The request
Copy the records below exactly as they appear.

-- start of Data shown --

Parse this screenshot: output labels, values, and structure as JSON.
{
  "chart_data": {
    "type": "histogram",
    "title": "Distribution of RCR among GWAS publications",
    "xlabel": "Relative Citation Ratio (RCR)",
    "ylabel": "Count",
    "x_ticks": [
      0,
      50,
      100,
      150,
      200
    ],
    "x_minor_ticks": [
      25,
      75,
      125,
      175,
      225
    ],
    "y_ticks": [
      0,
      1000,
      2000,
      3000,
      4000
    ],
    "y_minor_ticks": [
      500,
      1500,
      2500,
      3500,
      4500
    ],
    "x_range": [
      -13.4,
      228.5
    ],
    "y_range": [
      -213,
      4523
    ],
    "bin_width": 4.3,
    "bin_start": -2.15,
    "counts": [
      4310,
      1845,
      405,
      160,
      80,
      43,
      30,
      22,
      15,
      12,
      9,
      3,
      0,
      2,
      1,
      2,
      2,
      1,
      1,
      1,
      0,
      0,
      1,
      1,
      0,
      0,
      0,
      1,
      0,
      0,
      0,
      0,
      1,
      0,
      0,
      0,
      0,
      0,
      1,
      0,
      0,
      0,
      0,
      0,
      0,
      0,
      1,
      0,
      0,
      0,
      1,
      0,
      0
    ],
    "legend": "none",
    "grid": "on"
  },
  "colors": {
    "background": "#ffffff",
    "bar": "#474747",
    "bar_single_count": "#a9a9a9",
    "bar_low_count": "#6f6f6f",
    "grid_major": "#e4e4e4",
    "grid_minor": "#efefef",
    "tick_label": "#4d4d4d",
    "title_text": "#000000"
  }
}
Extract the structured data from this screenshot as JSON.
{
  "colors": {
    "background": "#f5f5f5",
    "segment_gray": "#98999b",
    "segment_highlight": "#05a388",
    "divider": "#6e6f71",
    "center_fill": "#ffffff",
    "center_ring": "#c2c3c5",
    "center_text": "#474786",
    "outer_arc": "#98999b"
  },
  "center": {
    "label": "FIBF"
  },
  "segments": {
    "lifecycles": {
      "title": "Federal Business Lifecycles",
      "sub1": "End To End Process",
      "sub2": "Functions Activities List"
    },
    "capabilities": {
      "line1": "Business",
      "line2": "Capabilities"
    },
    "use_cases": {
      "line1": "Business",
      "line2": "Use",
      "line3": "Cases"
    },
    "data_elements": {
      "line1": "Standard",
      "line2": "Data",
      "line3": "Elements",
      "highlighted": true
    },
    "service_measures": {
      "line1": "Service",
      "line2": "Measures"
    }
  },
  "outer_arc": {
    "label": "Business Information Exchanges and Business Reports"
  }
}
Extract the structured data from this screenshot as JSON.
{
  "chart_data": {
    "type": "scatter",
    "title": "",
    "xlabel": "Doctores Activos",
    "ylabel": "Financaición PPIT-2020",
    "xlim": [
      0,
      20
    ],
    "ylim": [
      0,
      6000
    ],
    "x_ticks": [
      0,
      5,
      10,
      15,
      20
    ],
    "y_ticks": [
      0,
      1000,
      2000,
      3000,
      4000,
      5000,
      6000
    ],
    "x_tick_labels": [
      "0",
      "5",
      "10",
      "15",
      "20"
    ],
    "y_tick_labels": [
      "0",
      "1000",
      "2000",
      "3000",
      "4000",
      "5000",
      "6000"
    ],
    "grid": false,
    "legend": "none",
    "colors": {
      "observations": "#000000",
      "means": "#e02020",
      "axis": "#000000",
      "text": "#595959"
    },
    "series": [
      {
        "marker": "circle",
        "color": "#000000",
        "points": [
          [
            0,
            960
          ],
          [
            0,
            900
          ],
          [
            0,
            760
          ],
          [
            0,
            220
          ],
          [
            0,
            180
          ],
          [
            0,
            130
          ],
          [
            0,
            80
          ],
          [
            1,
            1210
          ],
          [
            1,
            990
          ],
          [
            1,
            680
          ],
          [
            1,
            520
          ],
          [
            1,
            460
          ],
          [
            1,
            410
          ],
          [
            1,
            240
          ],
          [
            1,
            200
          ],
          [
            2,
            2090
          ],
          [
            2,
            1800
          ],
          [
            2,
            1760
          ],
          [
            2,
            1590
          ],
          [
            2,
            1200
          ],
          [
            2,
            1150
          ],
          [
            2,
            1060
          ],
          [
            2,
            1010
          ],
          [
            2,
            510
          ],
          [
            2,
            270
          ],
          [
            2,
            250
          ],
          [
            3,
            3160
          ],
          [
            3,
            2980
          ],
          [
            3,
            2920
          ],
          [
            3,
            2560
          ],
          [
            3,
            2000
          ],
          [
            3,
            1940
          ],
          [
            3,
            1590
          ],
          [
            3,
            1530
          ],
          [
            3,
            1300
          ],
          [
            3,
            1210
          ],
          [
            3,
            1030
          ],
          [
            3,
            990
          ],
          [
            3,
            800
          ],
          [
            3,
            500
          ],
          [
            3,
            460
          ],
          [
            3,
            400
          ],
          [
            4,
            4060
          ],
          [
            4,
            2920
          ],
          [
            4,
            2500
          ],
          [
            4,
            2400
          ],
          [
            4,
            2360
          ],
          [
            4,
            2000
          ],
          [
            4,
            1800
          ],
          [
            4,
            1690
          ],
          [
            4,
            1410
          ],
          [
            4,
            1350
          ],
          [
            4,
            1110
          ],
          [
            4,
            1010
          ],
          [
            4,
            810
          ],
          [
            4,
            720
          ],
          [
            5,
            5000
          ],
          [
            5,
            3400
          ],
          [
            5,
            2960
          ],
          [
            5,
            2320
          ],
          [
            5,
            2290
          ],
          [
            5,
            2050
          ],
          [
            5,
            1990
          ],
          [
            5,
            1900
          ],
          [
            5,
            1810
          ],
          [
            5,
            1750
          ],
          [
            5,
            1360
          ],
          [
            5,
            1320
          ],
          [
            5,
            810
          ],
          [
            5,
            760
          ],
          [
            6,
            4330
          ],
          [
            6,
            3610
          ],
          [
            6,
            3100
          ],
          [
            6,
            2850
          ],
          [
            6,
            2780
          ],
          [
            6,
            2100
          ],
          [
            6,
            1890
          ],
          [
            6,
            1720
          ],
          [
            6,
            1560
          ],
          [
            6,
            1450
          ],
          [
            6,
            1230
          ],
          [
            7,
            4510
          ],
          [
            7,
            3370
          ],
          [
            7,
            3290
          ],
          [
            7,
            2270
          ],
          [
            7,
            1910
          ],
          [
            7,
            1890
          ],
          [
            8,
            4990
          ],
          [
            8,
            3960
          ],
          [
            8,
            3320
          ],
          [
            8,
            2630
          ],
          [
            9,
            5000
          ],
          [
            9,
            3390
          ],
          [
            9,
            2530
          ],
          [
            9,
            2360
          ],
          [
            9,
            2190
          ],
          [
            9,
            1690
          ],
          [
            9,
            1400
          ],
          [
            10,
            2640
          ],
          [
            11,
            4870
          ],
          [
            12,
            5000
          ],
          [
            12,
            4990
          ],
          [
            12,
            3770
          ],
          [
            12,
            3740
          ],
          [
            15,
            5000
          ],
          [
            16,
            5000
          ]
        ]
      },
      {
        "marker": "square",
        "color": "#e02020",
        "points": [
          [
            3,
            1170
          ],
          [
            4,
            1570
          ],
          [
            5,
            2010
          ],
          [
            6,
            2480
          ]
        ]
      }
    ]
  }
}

-- end of Data shown --

Exercise answer
Parse this screenshot: output labels, values, and structure as JSON.
{
  "chart_data": {
    "type": "histogram",
    "title": "Distribution of RCR among GWAS publications",
    "xlabel": "Relative Citation Ratio (RCR)",
    "ylabel": "Count",
    "x_ticks": [
      0,
      50,
      100,
      150,
      200
    ],
    "x_minor_ticks": [
      25,
      75,
      125,
      175,
      225
    ],
    "y_ticks": [
      0,
      1000,
      2000,
      3000,
      4000
    ],
    "y_minor_ticks": [
      500,
      1500,
      2500,
      3500,
      4500
    ],
    "x_range": [
      -13.4,
      228.5
    ],
    "y_range": [
      -213,
      4523
    ],
    "bin_width": 4.3,
    "bin_start": -2.15,
    "counts": [
      4310,
      1845,
      405,
      160,
      80,
      43,
      30,
      22,
      15,
      12,
      9,
      3,
      0,
      2,
      1,
      2,
      2,
      1,
      1,
      1,
      0,
      0,
      1,
      1,
      0,
      0,
      0,
      1,
      0,
      0,
      0,
      0,
      1,
      0,
      0,
      0,
      0,
      0,
      1,
      0,
      0,
      0,
      0,
      0,
      0,
      0,
      1,
      0,
      0,
      0,
      1,
      0,
      0
    ],
    "legend": "none",
    "grid": "on"
  },
  "colors": {
    "background": "#ffffff",
    "bar": "#474747",
    "bar_single_count": "#a9a9a9",
    "bar_low_count": "#6f6f6f",
    "grid_major": "#e4e4e4",
    "grid_minor": "#efefef",
    "tick_label": "#4d4d4d",
    "title_text": "#000000"
  }
}
Extract the structured data from this screenshot as JSON.
{
  "colors": {
    "background": "#f5f5f5",
    "segment_gray": "#98999b",
    "segment_highlight": "#05a388",
    "divider": "#6e6f71",
    "center_fill": "#ffffff",
    "center_ring": "#c2c3c5",
    "center_text": "#474786",
    "outer_arc": "#98999b"
  },
  "center": {
    "label": "FIBF"
  },
  "segments": {
    "lifecycles": {
      "title": "Federal Business Lifecycles",
      "sub1": "End To End Process",
      "sub2": "Functions Activities List"
    },
    "capabilities": {
      "line1": "Business",
      "line2": "Capabilities"
    },
    "use_cases": {
      "line1": "Business",
      "line2": "Use",
      "line3": "Cases"
    },
    "data_elements": {
      "line1": "Standard",
      "line2": "Data",
      "line3": "Elements",
      "highlighted": true
    },
    "service_measures": {
      "line1": "Service",
      "line2": "Measures"
    }
  },
  "outer_arc": {
    "label": "Business Information Exchanges and Business Reports"
  }
}
Extract the structured data from this screenshot as JSON.
{
  "chart_data": {
    "type": "scatter",
    "title": "",
    "xlabel": "Doctores Activos",
    "ylabel": "Financaición PPIT-2020",
    "xlim": [
      0,
      20
    ],
    "ylim": [
      0,
      6000
    ],
    "x_ticks": [
      0,
      5,
      10,
      15,
      20
    ],
    "y_ticks": [
      0,
      1000,
      2000,
      3000,
      4000,
      5000,
      6000
    ],
    "x_tick_labels": [
      "0",
      "5",
      "10",
      "15",
      "20"
    ],
    "y_tick_labels": [
      "0",
      "1000",
      "2000",
      "3000",
      "4000",
      "5000",
      "6000"
    ],
    "grid": false,
    "legend": "none",
    "colors": {
      "observations": "#000000",
      "means": "#e02020",
      "axis": "#000000",
      "text": "#595959"
    },
    "series": [
      {
        "marker": "circle",
        "color": "#000000",
        "points": [
          [
            0,
            960
          ],
          [
            0,
            900
          ],
          [
            0,
            760
          ],
          [
            0,
            220
          ],
          [
            0,
            180
          ],
          [
            0,
            130
          ],
          [
            0,
            80
          ],
          [
            1,
            1210
          ],
          [
            1,
            990
          ],
          [
            1,
            680
          ],
          [
            1,
            520
          ],
          [
            1,
            460
          ],
          [
            1,
            410
          ],
          [
            1,
            240
          ],
          [
            1,
            200
          ],
          [
            2,
            2090
          ],
          [
            2,
            1800
          ],
          [
            2,
            1760
          ],
          [
            2,
            1590
          ],
          [
            2,
            1200
          ],
          [
            2,
            1150
          ],
          [
            2,
            1060
          ],
          [
            2,
            1010
          ],
          [
            2,
            510
          ],
          [
            2,
            270
          ],
          [
            2,
            250
          ],
          [
            3,
            3160
          ],
          [
            3,
            2980
          ],
          [
            3,
            2920
          ],
          [
            3,
            2560
          ],
          [
            3,
            2000
          ],
          [
            3,
            1940
          ],
          [
            3,
            1590
          ],
          [
            3,
            1530
          ],
          [
            3,
            1300
          ],
          [
            3,
            1210
          ],
          [
            3,
            1030
          ],
          [
            3,
            990
          ],
          [
            3,
            800
          ],
          [
            3,
            500
          ],
          [
            3,
            460
          ],
          [
            3,
            400
          ],
          [
            4,
            4060
          ],
          [
            4,
            2920
          ],
          [
            4,
            2500
          ],
          [
            4,
            2400
          ],
          [
            4,
            2360
          ],
          [
            4,
            2000
          ],
          [
            4,
            1800
          ],
          [
            4,
            1690
          ],
          [
            4,
            1410
          ],
          [
            4,
            1350
          ],
          [
            4,
            1110
          ],
          [
            4,
            1010
          ],
          [
            4,
            810
          ],
          [
            4,
            720
          ],
          [
            5,
            5000
          ],
          [
            5,
            3400
          ],
          [
            5,
            2960
          ],
          [
            5,
            2320
          ],
          [
            5,
            2290
          ],
          [
            5,
            2050
          ],
          [
            5,
            1990
          ],
          [
            5,
            1900
          ],
          [
            5,
            1810
          ],
          [
            5,
            1750
          ],
          [
            5,
            1360
          ],
          [
            5,
            1320
          ],
          [
            5,
            810
          ],
          [
            5,
            760
          ],
          [
            6,
            4330
          ],
          [
            6,
            3610
          ],
          [
            6,
            3100
          ],
          [
            6,
            2850
          ],
          [
            6,
            2780
          ],
          [
            6,
            2100
          ],
          [
            6,
            1890
          ],
          [
            6,
            1720
          ],
          [
            6,
            1560
          ],
          [
            6,
            1450
          ],
          [
            6,
            1230
          ],
          [
            7,
            4510
          ],
          [
            7,
            3370
          ],
          [
            7,
            3290
          ],
          [
            7,
            2270
          ],
          [
            7,
            1910
          ],
          [
            7,
            1890
          ],
          [
            8,
            4990
          ],
          [
            8,
            3960
          ],
          [
            8,
            3320
          ],
          [
            8,
            2630
          ],
          [
            9,
            5000
          ],
          [
            9,
            3390
          ],
          [
            9,
            2530
          ],
          [
            9,
            2360
          ],
          [
            9,
            2190
          ],
          [
            9,
            1690
          ],
          [
            9,
            1400
          ],
          [
            10,
            2640
          ],
          [
            11,
            4870
          ],
          [
            12,
            5000
          ],
          [
            12,
            4990
          ],
          [
            12,
            3770
          ],
          [
            12,
            3740
          ],
          [
            15,
            5000
          ],
          [
            16,
            5000
          ]
        ]
      },
      {
        "marker": "square",
        "color": "#e02020",
        "points": [
          [
            3,
            1170
          ],
          [
            4,
            1570
          ],
          [
            5,
            2010
          ],
          [
            6,
            2480
          ]
        ]
      }
    ]
  }
}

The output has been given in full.